### Data records
/---
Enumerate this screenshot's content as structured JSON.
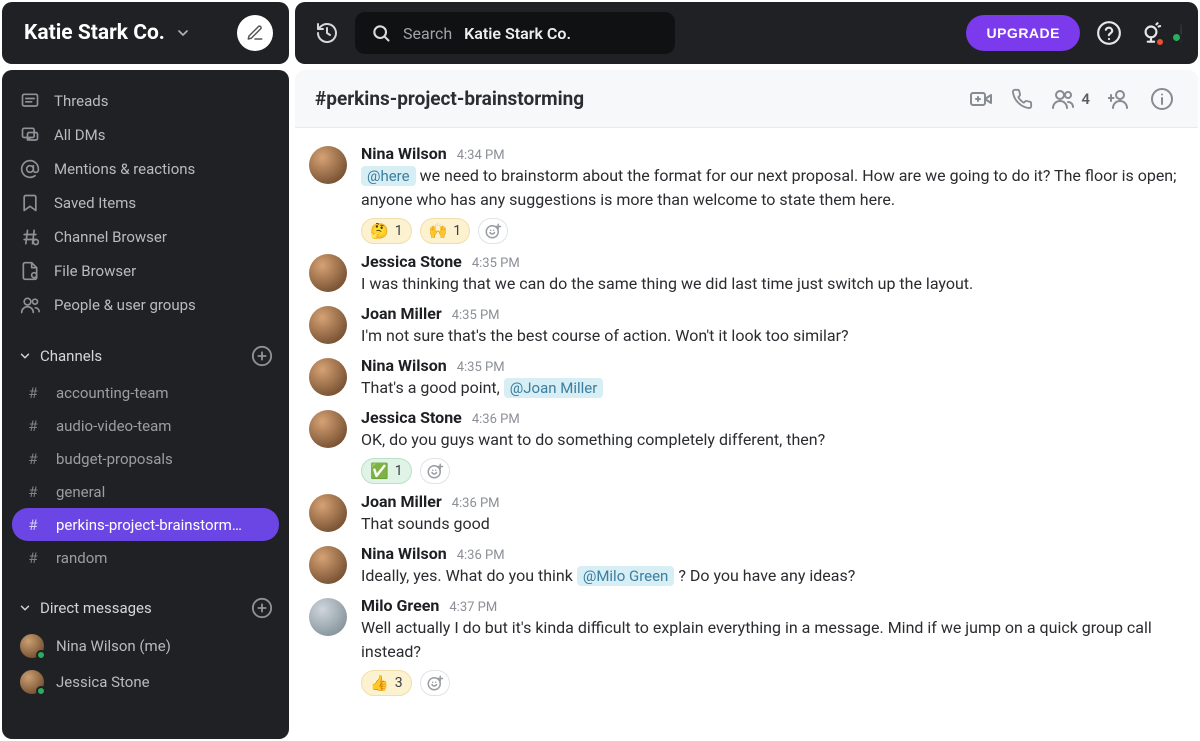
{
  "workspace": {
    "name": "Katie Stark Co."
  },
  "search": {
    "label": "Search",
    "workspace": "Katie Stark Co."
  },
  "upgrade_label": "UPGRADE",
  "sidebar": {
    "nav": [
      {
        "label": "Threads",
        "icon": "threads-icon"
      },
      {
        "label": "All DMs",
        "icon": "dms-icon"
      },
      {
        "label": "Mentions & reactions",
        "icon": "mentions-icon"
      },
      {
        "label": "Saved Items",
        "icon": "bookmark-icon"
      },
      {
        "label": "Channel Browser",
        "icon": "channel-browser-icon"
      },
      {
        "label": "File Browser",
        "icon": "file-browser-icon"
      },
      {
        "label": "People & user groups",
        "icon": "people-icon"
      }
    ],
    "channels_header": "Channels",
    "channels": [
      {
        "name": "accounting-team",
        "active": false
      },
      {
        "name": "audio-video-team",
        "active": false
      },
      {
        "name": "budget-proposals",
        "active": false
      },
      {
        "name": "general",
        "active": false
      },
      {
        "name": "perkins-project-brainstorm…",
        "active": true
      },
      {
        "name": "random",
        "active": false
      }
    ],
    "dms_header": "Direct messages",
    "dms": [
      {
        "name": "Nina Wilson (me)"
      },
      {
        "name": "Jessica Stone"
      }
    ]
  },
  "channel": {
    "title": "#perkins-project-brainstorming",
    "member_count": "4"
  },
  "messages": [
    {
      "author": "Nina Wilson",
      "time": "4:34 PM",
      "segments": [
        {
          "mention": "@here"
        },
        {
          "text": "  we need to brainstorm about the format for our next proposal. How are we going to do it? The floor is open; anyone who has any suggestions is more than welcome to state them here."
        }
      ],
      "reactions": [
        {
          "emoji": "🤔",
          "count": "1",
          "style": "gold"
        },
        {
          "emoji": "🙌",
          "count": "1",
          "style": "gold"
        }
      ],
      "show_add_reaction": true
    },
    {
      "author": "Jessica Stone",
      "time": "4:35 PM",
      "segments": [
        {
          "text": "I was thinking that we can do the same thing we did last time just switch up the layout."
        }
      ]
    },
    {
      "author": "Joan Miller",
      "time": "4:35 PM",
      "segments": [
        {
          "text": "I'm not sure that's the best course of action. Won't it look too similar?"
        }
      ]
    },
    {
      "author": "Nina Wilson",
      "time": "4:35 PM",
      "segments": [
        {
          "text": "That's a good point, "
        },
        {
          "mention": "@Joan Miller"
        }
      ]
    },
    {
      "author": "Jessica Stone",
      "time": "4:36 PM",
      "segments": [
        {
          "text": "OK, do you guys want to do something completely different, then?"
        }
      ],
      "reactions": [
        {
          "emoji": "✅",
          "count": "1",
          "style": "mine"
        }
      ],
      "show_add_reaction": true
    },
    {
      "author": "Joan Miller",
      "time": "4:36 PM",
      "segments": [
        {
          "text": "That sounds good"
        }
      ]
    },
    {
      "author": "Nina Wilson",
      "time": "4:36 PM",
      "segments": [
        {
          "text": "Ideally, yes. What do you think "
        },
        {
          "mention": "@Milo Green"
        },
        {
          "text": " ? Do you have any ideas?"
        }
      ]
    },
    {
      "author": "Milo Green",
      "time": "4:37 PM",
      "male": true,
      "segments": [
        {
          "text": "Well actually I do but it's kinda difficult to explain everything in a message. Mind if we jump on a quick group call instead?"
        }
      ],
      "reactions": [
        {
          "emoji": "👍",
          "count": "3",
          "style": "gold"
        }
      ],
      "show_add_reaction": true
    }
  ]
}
\---
### Task to complete
Write out all the entries word for word, but skip any images.

### Correct answer
Enumerate this screenshot's content as structured JSON.
{
  "workspace": {
    "name": "Katie Stark Co."
  },
  "search": {
    "label": "Search",
    "workspace": "Katie Stark Co."
  },
  "upgrade_label": "UPGRADE",
  "sidebar": {
    "nav": [
      {
        "label": "Threads",
        "icon": "threads-icon"
      },
      {
        "label": "All DMs",
        "icon": "dms-icon"
      },
      {
        "label": "Mentions & reactions",
        "icon": "mentions-icon"
      },
      {
        "label": "Saved Items",
        "icon": "bookmark-icon"
      },
      {
        "label": "Channel Browser",
        "icon": "channel-browser-icon"
      },
      {
        "label": "File Browser",
        "icon": "file-browser-icon"
      },
      {
        "label": "People & user groups",
        "icon": "people-icon"
      }
    ],
    "channels_header": "Channels",
    "channels": [
      {
        "name": "accounting-team",
        "active": false
      },
      {
        "name": "audio-video-team",
        "active": false
      },
      {
        "name": "budget-proposals",
        "active": false
      },
      {
        "name": "general",
        "active": false
      },
      {
        "name": "perkins-project-brainstorm…",
        "active": true
      },
      {
        "name": "random",
        "active": false
      }
    ],
    "dms_header": "Direct messages",
    "dms": [
      {
        "name": "Nina Wilson (me)"
      },
      {
        "name": "Jessica Stone"
      }
    ]
  },
  "channel": {
    "title": "#perkins-project-brainstorming",
    "member_count": "4"
  },
  "messages": [
    {
      "author": "Nina Wilson",
      "time": "4:34 PM",
      "segments": [
        {
          "mention": "@here"
        },
        {
          "text": "  we need to brainstorm about the format for our next proposal. How are we going to do it? The floor is open; anyone who has any suggestions is more than welcome to state them here."
        }
      ],
      "reactions": [
        {
          "emoji": "🤔",
          "count": "1",
          "style": "gold"
        },
        {
          "emoji": "🙌",
          "count": "1",
          "style": "gold"
        }
      ],
      "show_add_reaction": true
    },
    {
      "author": "Jessica Stone",
      "time": "4:35 PM",
      "segments": [
        {
          "text": "I was thinking that we can do the same thing we did last time just switch up the layout."
        }
      ]
    },
    {
      "author": "Joan Miller",
      "time": "4:35 PM",
      "segments": [
        {
          "text": "I'm not sure that's the best course of action. Won't it look too similar?"
        }
      ]
    },
    {
      "author": "Nina Wilson",
      "time": "4:35 PM",
      "segments": [
        {
          "text": "That's a good point, "
        },
        {
          "mention": "@Joan Miller"
        }
      ]
    },
    {
      "author": "Jessica Stone",
      "time": "4:36 PM",
      "segments": [
        {
          "text": "OK, do you guys want to do something completely different, then?"
        }
      ],
      "reactions": [
        {
          "emoji": "✅",
          "count": "1",
          "style": "mine"
        }
      ],
      "show_add_reaction": true
    },
    {
      "author": "Joan Miller",
      "time": "4:36 PM",
      "segments": [
        {
          "text": "That sounds good"
        }
      ]
    },
    {
      "author": "Nina Wilson",
      "time": "4:36 PM",
      "segments": [
        {
          "text": "Ideally, yes. What do you think "
        },
        {
          "mention": "@Milo Green"
        },
        {
          "text": " ? Do you have any ideas?"
        }
      ]
    },
    {
      "author": "Milo Green",
      "time": "4:37 PM",
      "male": true,
      "segments": [
        {
          "text": "Well actually I do but it's kinda difficult to explain everything in a message. Mind if we jump on a quick group call instead?"
        }
      ],
      "reactions": [
        {
          "emoji": "👍",
          "count": "3",
          "style": "gold"
        }
      ],
      "show_add_reaction": true
    }
  ]
}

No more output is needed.